Instructions for the task
Repeat the whole listing exactly.
─── Data excerpts ───
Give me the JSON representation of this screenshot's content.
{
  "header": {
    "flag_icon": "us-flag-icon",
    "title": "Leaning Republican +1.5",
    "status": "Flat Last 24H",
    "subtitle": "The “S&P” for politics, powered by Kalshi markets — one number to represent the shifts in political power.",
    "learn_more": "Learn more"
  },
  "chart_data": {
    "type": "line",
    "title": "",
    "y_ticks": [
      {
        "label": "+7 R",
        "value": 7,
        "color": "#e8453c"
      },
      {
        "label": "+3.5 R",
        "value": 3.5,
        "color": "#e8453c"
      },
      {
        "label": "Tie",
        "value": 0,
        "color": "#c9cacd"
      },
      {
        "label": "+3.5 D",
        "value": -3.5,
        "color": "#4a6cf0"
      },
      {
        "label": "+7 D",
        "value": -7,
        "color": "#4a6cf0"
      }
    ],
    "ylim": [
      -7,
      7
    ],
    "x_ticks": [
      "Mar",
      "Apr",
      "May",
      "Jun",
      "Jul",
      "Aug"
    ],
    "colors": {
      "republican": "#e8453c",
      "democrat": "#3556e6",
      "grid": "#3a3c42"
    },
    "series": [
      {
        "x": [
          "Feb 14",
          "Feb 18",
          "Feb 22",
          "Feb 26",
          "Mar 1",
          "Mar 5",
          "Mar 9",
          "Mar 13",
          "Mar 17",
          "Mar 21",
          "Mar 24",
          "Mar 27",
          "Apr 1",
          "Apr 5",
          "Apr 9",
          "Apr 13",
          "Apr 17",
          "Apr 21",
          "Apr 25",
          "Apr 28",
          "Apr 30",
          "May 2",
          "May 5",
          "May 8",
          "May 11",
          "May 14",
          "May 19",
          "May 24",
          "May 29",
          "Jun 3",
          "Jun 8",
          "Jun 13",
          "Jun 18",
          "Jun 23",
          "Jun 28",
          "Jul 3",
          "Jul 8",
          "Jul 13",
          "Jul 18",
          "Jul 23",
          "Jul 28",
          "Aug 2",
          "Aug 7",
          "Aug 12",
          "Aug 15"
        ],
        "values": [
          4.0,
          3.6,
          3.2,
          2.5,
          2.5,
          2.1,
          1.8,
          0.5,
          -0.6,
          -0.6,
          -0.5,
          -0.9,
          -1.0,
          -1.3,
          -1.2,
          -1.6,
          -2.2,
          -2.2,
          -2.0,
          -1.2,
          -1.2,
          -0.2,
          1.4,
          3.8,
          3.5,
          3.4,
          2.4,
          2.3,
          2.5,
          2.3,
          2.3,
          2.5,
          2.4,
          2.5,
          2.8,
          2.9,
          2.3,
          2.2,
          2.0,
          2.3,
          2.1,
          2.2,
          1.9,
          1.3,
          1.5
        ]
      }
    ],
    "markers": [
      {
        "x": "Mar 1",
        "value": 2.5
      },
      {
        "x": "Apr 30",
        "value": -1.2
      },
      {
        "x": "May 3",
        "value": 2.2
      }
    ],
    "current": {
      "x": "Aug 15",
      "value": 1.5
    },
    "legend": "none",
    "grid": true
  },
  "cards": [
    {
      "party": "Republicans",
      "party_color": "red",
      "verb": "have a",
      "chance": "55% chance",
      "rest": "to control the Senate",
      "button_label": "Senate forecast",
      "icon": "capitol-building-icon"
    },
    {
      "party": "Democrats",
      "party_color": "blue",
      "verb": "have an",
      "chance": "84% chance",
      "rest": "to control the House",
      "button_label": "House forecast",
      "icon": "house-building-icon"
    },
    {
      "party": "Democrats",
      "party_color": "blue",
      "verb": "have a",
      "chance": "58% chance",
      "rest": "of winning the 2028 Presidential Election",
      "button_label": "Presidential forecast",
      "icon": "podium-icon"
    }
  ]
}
───
Response below
Give me the JSON representation of this screenshot's content.
{
  "header": {
    "flag_icon": "us-flag-icon",
    "title": "Leaning Republican +1.5",
    "status": "Flat Last 24H",
    "subtitle": "The “S&P” for politics, powered by Kalshi markets — one number to represent the shifts in political power.",
    "learn_more": "Learn more"
  },
  "chart_data": {
    "type": "line",
    "title": "",
    "y_ticks": [
      {
        "label": "+7 R",
        "value": 7,
        "color": "#e8453c"
      },
      {
        "label": "+3.5 R",
        "value": 3.5,
        "color": "#e8453c"
      },
      {
        "label": "Tie",
        "value": 0,
        "color": "#c9cacd"
      },
      {
        "label": "+3.5 D",
        "value": -3.5,
        "color": "#4a6cf0"
      },
      {
        "label": "+7 D",
        "value": -7,
        "color": "#4a6cf0"
      }
    ],
    "ylim": [
      -7,
      7
    ],
    "x_ticks": [
      "Mar",
      "Apr",
      "May",
      "Jun",
      "Jul",
      "Aug"
    ],
    "colors": {
      "republican": "#e8453c",
      "democrat": "#3556e6",
      "grid": "#3a3c42"
    },
    "series": [
      {
        "x": [
          "Feb 14",
          "Feb 18",
          "Feb 22",
          "Feb 26",
          "Mar 1",
          "Mar 5",
          "Mar 9",
          "Mar 13",
          "Mar 17",
          "Mar 21",
          "Mar 24",
          "Mar 27",
          "Apr 1",
          "Apr 5",
          "Apr 9",
          "Apr 13",
          "Apr 17",
          "Apr 21",
          "Apr 25",
          "Apr 28",
          "Apr 30",
          "May 2",
          "May 5",
          "May 8",
          "May 11",
          "May 14",
          "May 19",
          "May 24",
          "May 29",
          "Jun 3",
          "Jun 8",
          "Jun 13",
          "Jun 18",
          "Jun 23",
          "Jun 28",
          "Jul 3",
          "Jul 8",
          "Jul 13",
          "Jul 18",
          "Jul 23",
          "Jul 28",
          "Aug 2",
          "Aug 7",
          "Aug 12",
          "Aug 15"
        ],
        "values": [
          4.0,
          3.6,
          3.2,
          2.5,
          2.5,
          2.1,
          1.8,
          0.5,
          -0.6,
          -0.6,
          -0.5,
          -0.9,
          -1.0,
          -1.3,
          -1.2,
          -1.6,
          -2.2,
          -2.2,
          -2.0,
          -1.2,
          -1.2,
          -0.2,
          1.4,
          3.8,
          3.5,
          3.4,
          2.4,
          2.3,
          2.5,
          2.3,
          2.3,
          2.5,
          2.4,
          2.5,
          2.8,
          2.9,
          2.3,
          2.2,
          2.0,
          2.3,
          2.1,
          2.2,
          1.9,
          1.3,
          1.5
        ]
      }
    ],
    "markers": [
      {
        "x": "Mar 1",
        "value": 2.5
      },
      {
        "x": "Apr 30",
        "value": -1.2
      },
      {
        "x": "May 3",
        "value": 2.2
      }
    ],
    "current": {
      "x": "Aug 15",
      "value": 1.5
    },
    "legend": "none",
    "grid": true
  },
  "cards": [
    {
      "party": "Republicans",
      "party_color": "red",
      "verb": "have a",
      "chance": "55% chance",
      "rest": "to control the Senate",
      "button_label": "Senate forecast",
      "icon": "capitol-building-icon"
    },
    {
      "party": "Democrats",
      "party_color": "blue",
      "verb": "have an",
      "chance": "84% chance",
      "rest": "to control the House",
      "button_label": "House forecast",
      "icon": "house-building-icon"
    },
    {
      "party": "Democrats",
      "party_color": "blue",
      "verb": "have a",
      "chance": "58% chance",
      "rest": "of winning the 2028 Presidential Election",
      "button_label": "Presidential forecast",
      "icon": "podium-icon"
    }
  ]
}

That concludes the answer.